• [What you will do]
Each entry below must be repeated word for word.

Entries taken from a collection

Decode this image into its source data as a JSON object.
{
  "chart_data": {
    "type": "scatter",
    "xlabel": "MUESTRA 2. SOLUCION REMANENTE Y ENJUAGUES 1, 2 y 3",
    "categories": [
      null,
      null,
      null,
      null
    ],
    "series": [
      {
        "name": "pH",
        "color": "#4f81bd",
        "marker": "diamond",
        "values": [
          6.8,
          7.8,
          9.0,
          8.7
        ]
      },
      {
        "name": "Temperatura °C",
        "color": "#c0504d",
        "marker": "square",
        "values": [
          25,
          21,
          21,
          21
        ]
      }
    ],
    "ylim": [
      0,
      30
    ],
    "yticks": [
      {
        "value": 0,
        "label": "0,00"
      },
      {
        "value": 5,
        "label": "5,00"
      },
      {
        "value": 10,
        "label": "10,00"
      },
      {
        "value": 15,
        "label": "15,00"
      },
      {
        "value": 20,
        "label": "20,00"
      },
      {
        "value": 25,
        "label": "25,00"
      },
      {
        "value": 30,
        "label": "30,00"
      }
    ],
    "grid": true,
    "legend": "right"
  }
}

• [Answer to this exercise]
Decode this image into its source data as a JSON object.
{
  "chart_data": {
    "type": "scatter",
    "xlabel": "MUESTRA 2. SOLUCION REMANENTE Y ENJUAGUES 1, 2 y 3",
    "categories": [
      null,
      null,
      null,
      null
    ],
    "series": [
      {
        "name": "pH",
        "color": "#4f81bd",
        "marker": "diamond",
        "values": [
          6.8,
          7.8,
          9.0,
          8.7
        ]
      },
      {
        "name": "Temperatura °C",
        "color": "#c0504d",
        "marker": "square",
        "values": [
          25,
          21,
          21,
          21
        ]
      }
    ],
    "ylim": [
      0,
      30
    ],
    "yticks": [
      {
        "value": 0,
        "label": "0,00"
      },
      {
        "value": 5,
        "label": "5,00"
      },
      {
        "value": 10,
        "label": "10,00"
      },
      {
        "value": 15,
        "label": "15,00"
      },
      {
        "value": 20,
        "label": "20,00"
      },
      {
        "value": 25,
        "label": "25,00"
      },
      {
        "value": 30,
        "label": "30,00"
      }
    ],
    "grid": true,
    "legend": "right"
  }
}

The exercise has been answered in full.